======== MATERIAL PROVIDED
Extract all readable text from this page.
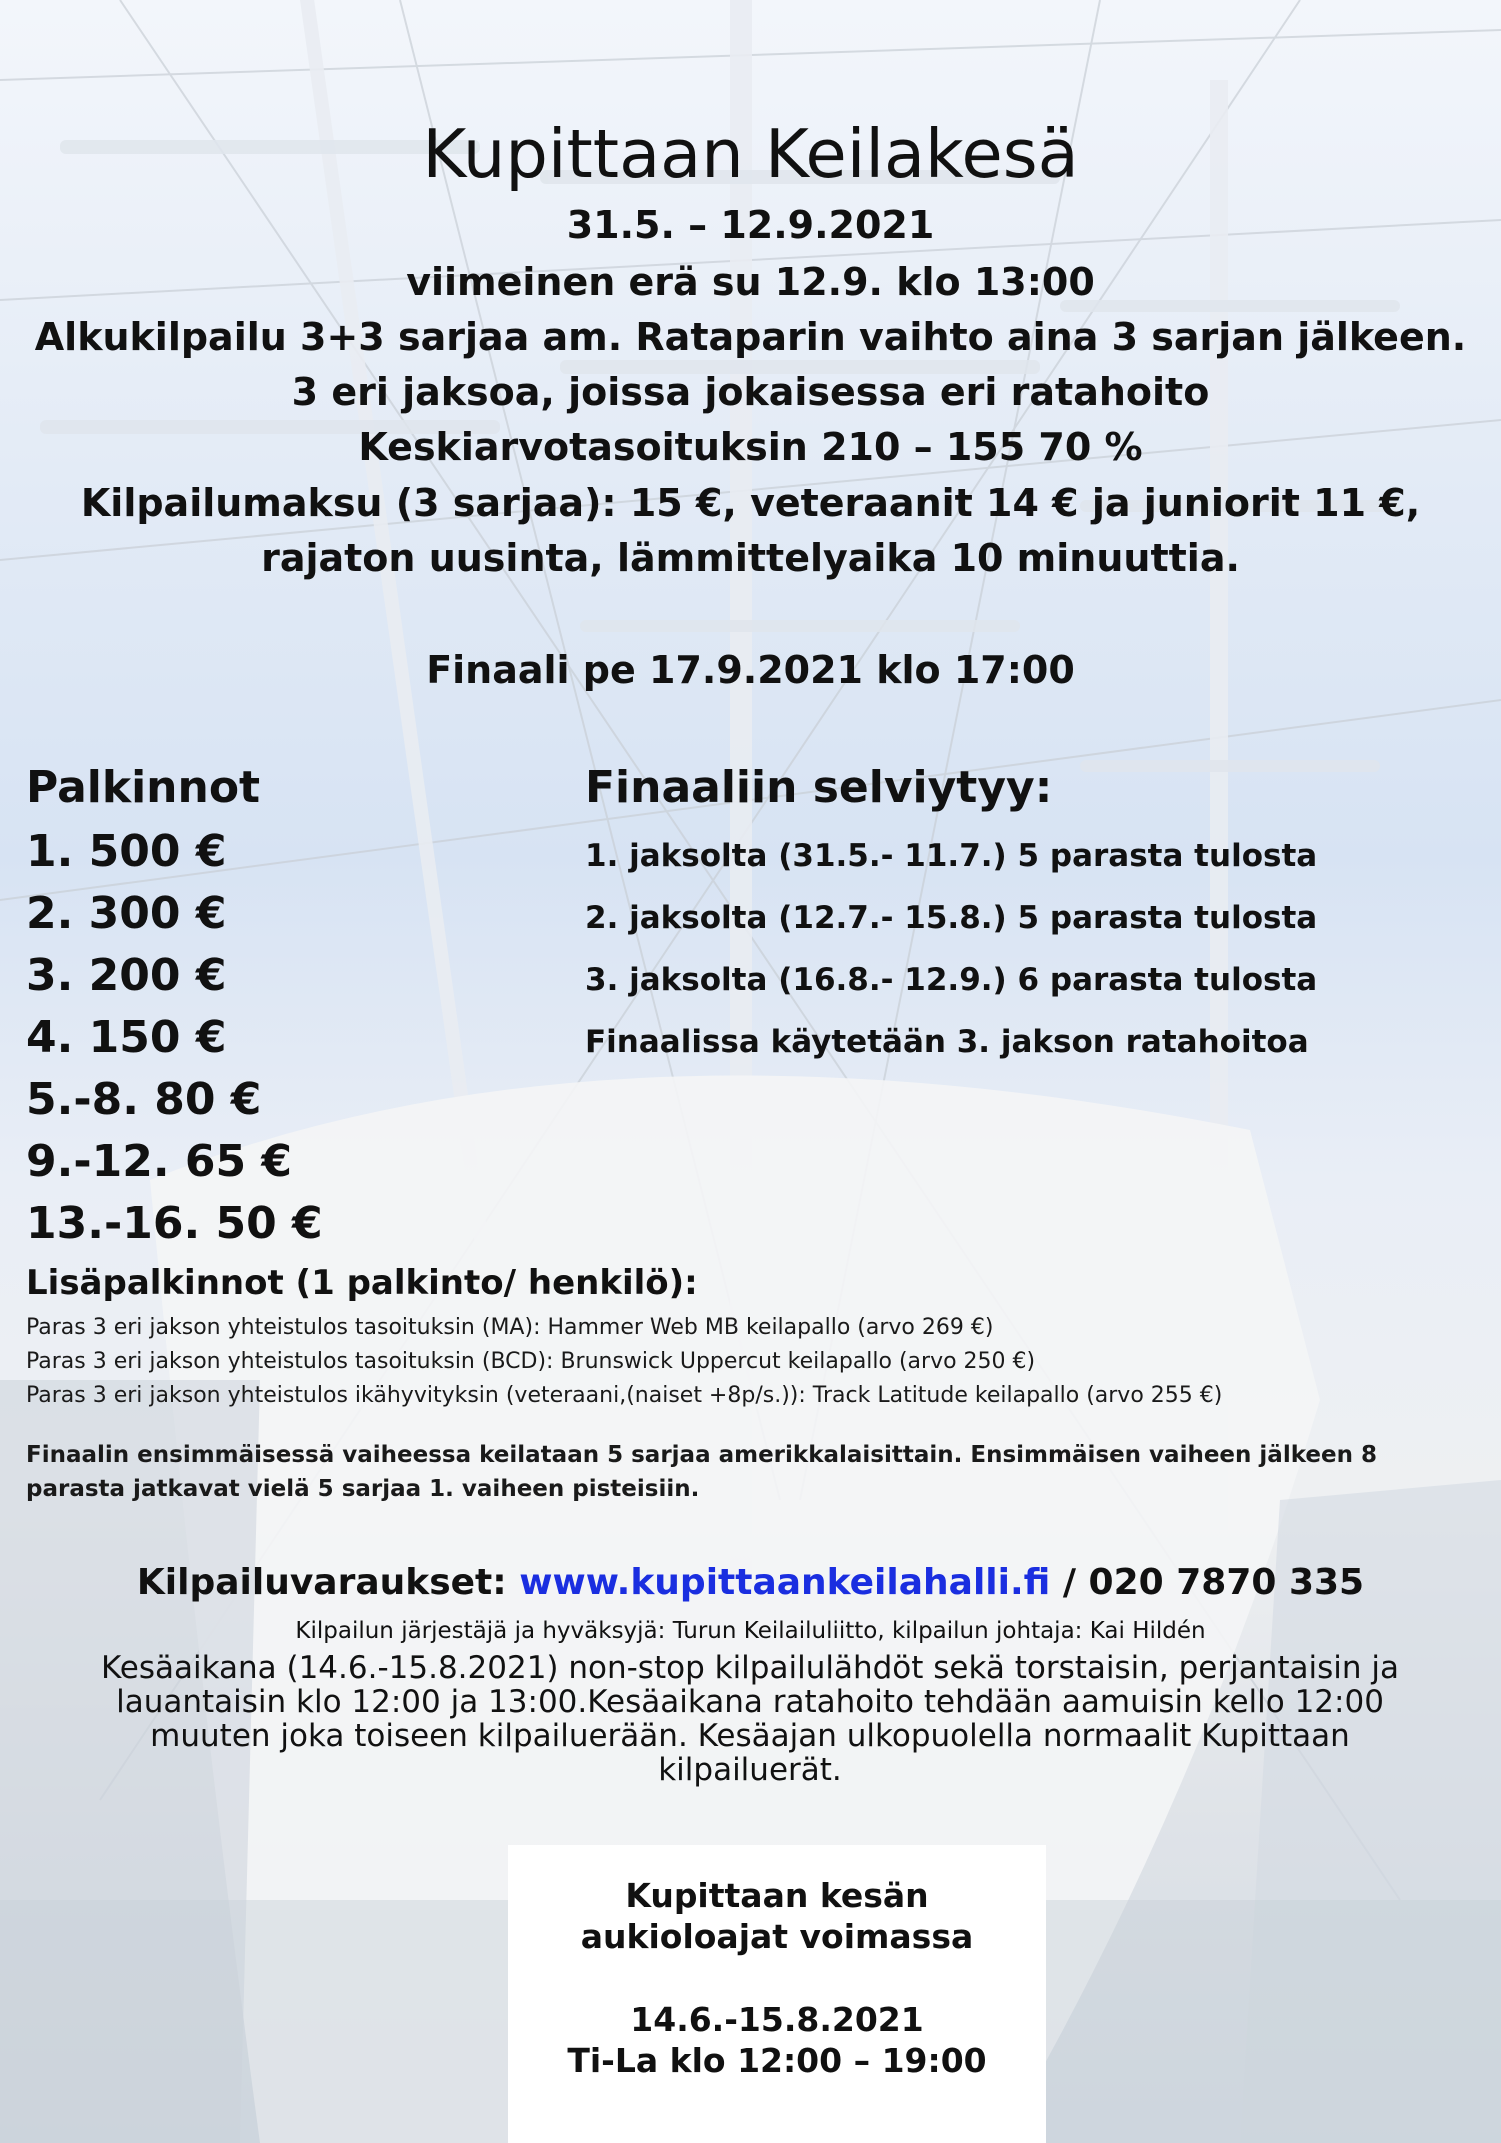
Kupittaan Keilakesä
31.5. – 12.9.2021
viimeinen erä su 12.9. klo 13:00
Alkukilpailu 3+3 sarjaa am. Rataparin vaihto aina 3 sarjan jälkeen.
3 eri jaksoa, joissa jokaisessa eri ratahoito
Keskiarvotasoituksin 210 – 155 70 %
Kilpailumaksu (3 sarjaa): 15 €, veteraanit 14 € ja juniorit 11 €,
rajaton uusinta, lämmittelyaika 10 minuuttia.
Finaali pe 17.9.2021 klo 17:00
Palkinnot
1. 500 €
2. 300 €
3. 200 €
4. 150 €
5.-8. 80 €
9.-12. 65 €
13.-16. 50 €
Finaaliin selviytyy:
1. jaksolta (31.5.- 11.7.) 5 parasta tulosta
2. jaksolta (12.7.- 15.8.) 5 parasta tulosta
3. jaksolta (16.8.- 12.9.) 6 parasta tulosta
Finaalissa käytetään 3. jakson ratahoitoa
Lisäpalkinnot (1 palkinto/ henkilö):
Paras 3 eri jakson yhteistulos tasoituksin (MA): Hammer Web MB keilapallo (arvo 269 €)
Paras 3 eri jakson yhteistulos tasoituksin (BCD): Brunswick Uppercut keilapallo (arvo 250 €)
Paras 3 eri jakson yhteistulos ikähyvityksin (veteraani,(naiset +8p/s.)): Track Latitude keilapallo (arvo 255 €)
Finaalin ensimmäisessä vaiheessa keilataan 5 sarjaa amerikkalaisittain. Ensimmäisen vaiheen jälkeen 8
parasta jatkavat vielä 5 sarjaa 1. vaiheen pisteisiin.
Kilpailuvaraukset: www.kupittaankeilahalli.fi / 020 7870 335
Kilpailun järjestäjä ja hyväksyjä: Turun Keilailuliitto, kilpailun johtaja: Kai Hildén
Kesäaikana (14.6.-15.8.2021) non-stop kilpailulähdöt sekä torstaisin, perjantaisin ja
lauantaisin klo 12:00 ja 13:00.Kesäaikana ratahoito tehdään aamuisin kello 12:00
muuten joka toiseen kilpailuerään. Kesäajan ulkopuolella normaalit Kupittaan
kilpailuerät.
Kupittaan kesän
aukioloajat voimassa
14.6.-15.8.2021
Ti-La klo 12:00 – 19:00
================
Quote the data above in full, leaving out the pictures it holds.

Extract all readable text from this page.
Kupittaan Keilakesä
31.5. – 12.9.2021
viimeinen erä su 12.9. klo 13:00
Alkukilpailu 3+3 sarjaa am. Rataparin vaihto aina 3 sarjan jälkeen.
3 eri jaksoa, joissa jokaisessa eri ratahoito
Keskiarvotasoituksin 210 – 155 70 %
Kilpailumaksu (3 sarjaa): 15 €, veteraanit 14 € ja juniorit 11 €,
rajaton uusinta, lämmittelyaika 10 minuuttia.
Finaali pe 17.9.2021 klo 17:00
Palkinnot
1. 500 €
2. 300 €
3. 200 €
4. 150 €
5.-8. 80 €
9.-12. 65 €
13.-16. 50 €
Finaaliin selviytyy:
1. jaksolta (31.5.- 11.7.) 5 parasta tulosta
2. jaksolta (12.7.- 15.8.) 5 parasta tulosta
3. jaksolta (16.8.- 12.9.) 6 parasta tulosta
Finaalissa käytetään 3. jakson ratahoitoa
Lisäpalkinnot (1 palkinto/ henkilö):
Paras 3 eri jakson yhteistulos tasoituksin (MA): Hammer Web MB keilapallo (arvo 269 €)
Paras 3 eri jakson yhteistulos tasoituksin (BCD): Brunswick Uppercut keilapallo (arvo 250 €)
Paras 3 eri jakson yhteistulos ikähyvityksin (veteraani,(naiset +8p/s.)): Track Latitude keilapallo (arvo 255 €)
Finaalin ensimmäisessä vaiheessa keilataan 5 sarjaa amerikkalaisittain. Ensimmäisen vaiheen jälkeen 8
parasta jatkavat vielä 5 sarjaa 1. vaiheen pisteisiin.
Kilpailuvaraukset: www.kupittaankeilahalli.fi / 020 7870 335
Kilpailun järjestäjä ja hyväksyjä: Turun Keilailuliitto, kilpailun johtaja: Kai Hildén
Kesäaikana (14.6.-15.8.2021) non-stop kilpailulähdöt sekä torstaisin, perjantaisin ja
lauantaisin klo 12:00 ja 13:00.Kesäaikana ratahoito tehdään aamuisin kello 12:00
muuten joka toiseen kilpailuerään. Kesäajan ulkopuolella normaalit Kupittaan
kilpailuerät.
Kupittaan kesän
aukioloajat voimassa
14.6.-15.8.2021
Ti-La klo 12:00 – 19:00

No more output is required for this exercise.